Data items
---+---
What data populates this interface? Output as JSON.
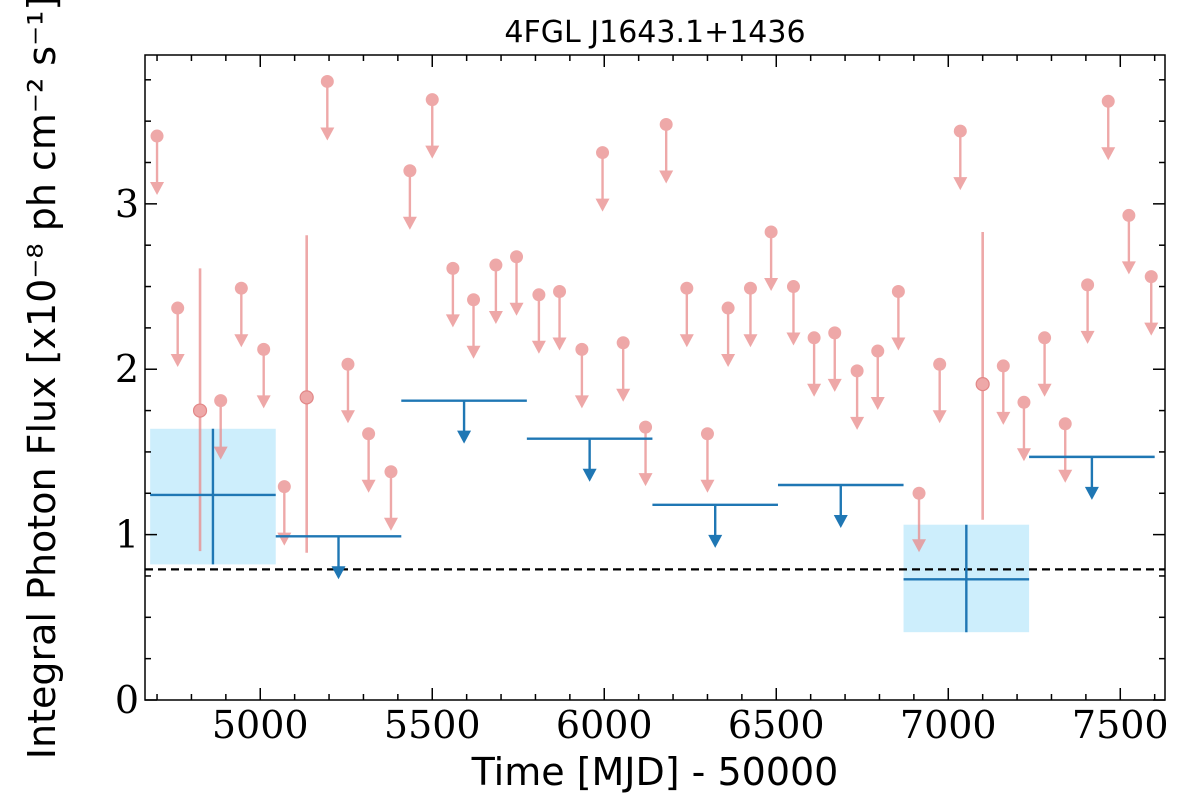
{
  "chart_data": {
    "type": "scatter",
    "title": "4FGL J1643.1+1436",
    "xlabel": "Time [MJD] - 50000",
    "ylabel": "Integral Photon Flux [x10⁻⁸ ph cm⁻² s⁻¹]",
    "xlim": [
      4665,
      7630
    ],
    "ylim": [
      0,
      3.9
    ],
    "x_ticks": [
      5000,
      5500,
      6000,
      6500,
      7000,
      7500
    ],
    "x_tick_labels": [
      "5000",
      "5500",
      "6000",
      "6500",
      "7000",
      "7500"
    ],
    "y_ticks": [
      0,
      1,
      2,
      3
    ],
    "y_tick_labels": [
      "0",
      "1",
      "2",
      "3"
    ],
    "grid": false,
    "legend": "none",
    "reference_line": {
      "y": 0.79,
      "style": "dashed",
      "color": "#000000"
    },
    "colors": {
      "short_bins": "#e98b8b",
      "long_bins": "#1f77b4",
      "error_box": "#cdeefc"
    },
    "series": [
      {
        "style": "pink",
        "upper_limits": [
          [
            4700,
            3.41
          ],
          [
            4760,
            2.37
          ],
          [
            4885,
            1.81
          ],
          [
            4945,
            2.49
          ],
          [
            5010,
            2.12
          ],
          [
            5070,
            1.29
          ],
          [
            5195,
            3.74
          ],
          [
            5255,
            2.03
          ],
          [
            5315,
            1.61
          ],
          [
            5380,
            1.38
          ],
          [
            5435,
            3.2
          ],
          [
            5500,
            3.63
          ],
          [
            5560,
            2.61
          ],
          [
            5620,
            2.42
          ],
          [
            5685,
            2.63
          ],
          [
            5745,
            2.68
          ],
          [
            5810,
            2.45
          ],
          [
            5870,
            2.47
          ],
          [
            5935,
            2.12
          ],
          [
            5995,
            3.31
          ],
          [
            6055,
            2.16
          ],
          [
            6120,
            1.65
          ],
          [
            6180,
            3.48
          ],
          [
            6240,
            2.49
          ],
          [
            6300,
            1.61
          ],
          [
            6360,
            2.37
          ],
          [
            6425,
            2.49
          ],
          [
            6485,
            2.83
          ],
          [
            6550,
            2.5
          ],
          [
            6610,
            2.19
          ],
          [
            6670,
            2.22
          ],
          [
            6735,
            1.99
          ],
          [
            6795,
            2.11
          ],
          [
            6855,
            2.47
          ],
          [
            6915,
            1.25
          ],
          [
            6975,
            2.03
          ],
          [
            7035,
            3.44
          ],
          [
            7160,
            2.02
          ],
          [
            7220,
            1.8
          ],
          [
            7280,
            2.19
          ],
          [
            7340,
            1.67
          ],
          [
            7405,
            2.51
          ],
          [
            7465,
            3.62
          ],
          [
            7525,
            2.93
          ],
          [
            7590,
            2.56
          ]
        ],
        "detections": [
          {
            "x": 4825,
            "y": 1.75,
            "yerr": [
              0.9,
              2.61
            ]
          },
          {
            "x": 5135,
            "y": 1.83,
            "yerr": [
              0.89,
              2.81
            ]
          },
          {
            "x": 7100,
            "y": 1.91,
            "yerr": [
              1.09,
              2.83
            ]
          }
        ]
      },
      {
        "style": "blue",
        "upper_limits": [
          {
            "x0": 5045,
            "x1": 5410,
            "y": 0.99
          },
          {
            "x0": 5410,
            "x1": 5775,
            "y": 1.81
          },
          {
            "x0": 5775,
            "x1": 6140,
            "y": 1.58
          },
          {
            "x0": 6140,
            "x1": 6505,
            "y": 1.18
          },
          {
            "x0": 6505,
            "x1": 6870,
            "y": 1.3
          },
          {
            "x0": 7235,
            "x1": 7600,
            "y": 1.47
          }
        ],
        "detections": [
          {
            "x0": 4680,
            "x1": 5045,
            "y": 1.24,
            "yerr": [
              0.82,
              1.64
            ]
          },
          {
            "x0": 6870,
            "x1": 7235,
            "y": 0.73,
            "yerr": [
              0.41,
              1.06
            ]
          }
        ]
      }
    ]
  }
}
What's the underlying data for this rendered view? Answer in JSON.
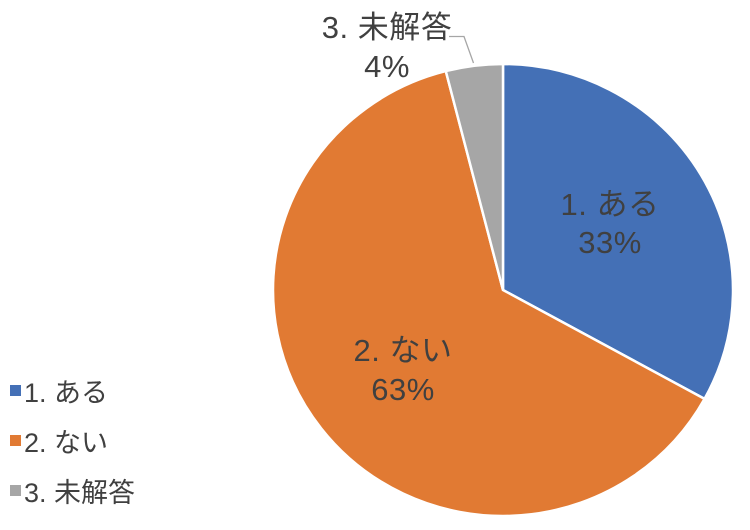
{
  "chart_data": {
    "type": "pie",
    "title": "",
    "categories": [
      "1. ある",
      "2. ない",
      "3. 未解答"
    ],
    "values": [
      33,
      63,
      4
    ],
    "unit": "%",
    "colors": [
      "#4470B6",
      "#E17A33",
      "#A6A6A6"
    ],
    "slice_labels": [
      {
        "line1": "1. ある",
        "line2": "33%"
      },
      {
        "line1": "2. ない",
        "line2": "63%"
      },
      {
        "line1": "3. 未解答",
        "line2": "4%"
      }
    ],
    "legend": {
      "position": "bottom-left",
      "items": [
        "1. ある",
        "2. ない",
        "3. 未解答"
      ]
    },
    "start_angle_deg": 0,
    "direction": "clockwise",
    "background_color": "#FFFFFF",
    "text_color": "#404040",
    "leader_line_color": "#A6A6A6",
    "slice_border_color": "#FFFFFF"
  }
}
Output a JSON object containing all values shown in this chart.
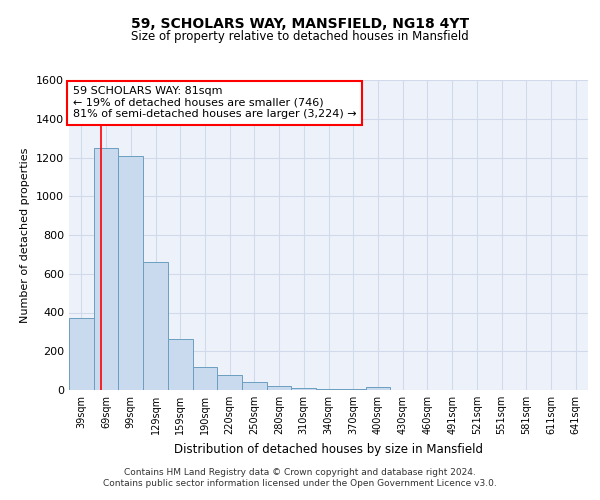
{
  "title1": "59, SCHOLARS WAY, MANSFIELD, NG18 4YT",
  "title2": "Size of property relative to detached houses in Mansfield",
  "xlabel": "Distribution of detached houses by size in Mansfield",
  "ylabel": "Number of detached properties",
  "categories": [
    "39sqm",
    "69sqm",
    "99sqm",
    "129sqm",
    "159sqm",
    "190sqm",
    "220sqm",
    "250sqm",
    "280sqm",
    "310sqm",
    "340sqm",
    "370sqm",
    "400sqm",
    "430sqm",
    "460sqm",
    "491sqm",
    "521sqm",
    "551sqm",
    "581sqm",
    "611sqm",
    "641sqm"
  ],
  "values": [
    370,
    1250,
    1210,
    660,
    265,
    120,
    75,
    40,
    20,
    10,
    5,
    5,
    18,
    0,
    0,
    0,
    0,
    0,
    0,
    0,
    0
  ],
  "bar_color": "#c9d9ee",
  "bar_edge_color": "#6a9ec0",
  "red_line_index": 1,
  "annotation_line1": "59 SCHOLARS WAY: 81sqm",
  "annotation_line2": "← 19% of detached houses are smaller (746)",
  "annotation_line3": "81% of semi-detached houses are larger (3,224) →",
  "annotation_box_color": "white",
  "annotation_box_edge": "red",
  "ylim": [
    0,
    1600
  ],
  "yticks": [
    0,
    200,
    400,
    600,
    800,
    1000,
    1200,
    1400,
    1600
  ],
  "footer_line1": "Contains HM Land Registry data © Crown copyright and database right 2024.",
  "footer_line2": "Contains public sector information licensed under the Open Government Licence v3.0.",
  "grid_color": "#d0daea",
  "background_color": "#edf2fa"
}
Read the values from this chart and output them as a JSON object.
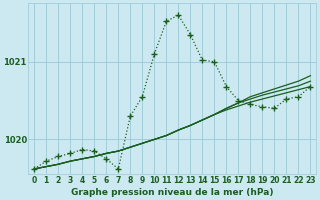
{
  "title": "Graphe pression niveau de la mer (hPa)",
  "bg_color": "#cce8f0",
  "grid_color": "#9dc8d8",
  "line_color": "#1a5e20",
  "x_values": [
    0,
    1,
    2,
    3,
    4,
    5,
    6,
    7,
    8,
    9,
    10,
    11,
    12,
    13,
    14,
    15,
    16,
    17,
    18,
    19,
    20,
    21,
    22,
    23
  ],
  "main_series": [
    1019.62,
    1019.72,
    1019.78,
    1019.82,
    1019.87,
    1019.85,
    1019.75,
    1019.62,
    1020.3,
    1020.55,
    1021.1,
    1021.52,
    1021.6,
    1021.35,
    1021.02,
    1021.0,
    1020.68,
    1020.5,
    1020.45,
    1020.42,
    1020.4,
    1020.52,
    1020.55,
    1020.68
  ],
  "trend1": [
    1019.62,
    1019.65,
    1019.68,
    1019.72,
    1019.75,
    1019.78,
    1019.82,
    1019.85,
    1019.9,
    1019.95,
    1020.0,
    1020.05,
    1020.12,
    1020.18,
    1020.25,
    1020.32,
    1020.4,
    1020.47,
    1020.55,
    1020.6,
    1020.65,
    1020.7,
    1020.75,
    1020.82
  ],
  "trend2": [
    1019.62,
    1019.65,
    1019.68,
    1019.72,
    1019.75,
    1019.78,
    1019.82,
    1019.85,
    1019.9,
    1019.95,
    1020.0,
    1020.05,
    1020.12,
    1020.18,
    1020.25,
    1020.32,
    1020.4,
    1020.47,
    1020.52,
    1020.57,
    1020.61,
    1020.65,
    1020.69,
    1020.75
  ],
  "trend3": [
    1019.62,
    1019.65,
    1019.68,
    1019.72,
    1019.75,
    1019.78,
    1019.82,
    1019.85,
    1019.9,
    1019.95,
    1020.0,
    1020.05,
    1020.12,
    1020.18,
    1020.25,
    1020.32,
    1020.38,
    1020.43,
    1020.48,
    1020.52,
    1020.56,
    1020.6,
    1020.64,
    1020.68
  ],
  "ylim": [
    1019.55,
    1021.75
  ],
  "yticks": [
    1020.0,
    1021.0
  ],
  "xlim": [
    -0.5,
    23.5
  ],
  "marker": "+",
  "marker_size": 4,
  "marker_lw": 1.0,
  "line_lw": 0.9,
  "title_fontsize": 6.5,
  "tick_fontsize": 5.5
}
---+---
What you should do
Reproduce every line of the listing above in which the string "Contains" appears.

Answer to the task
  "footer_line1": "Contains HM Land Registry data © Crown copyright and database right 2024.",
  "footer_line2": "Contains public sector information licensed under the Open Government Licence v3.0.",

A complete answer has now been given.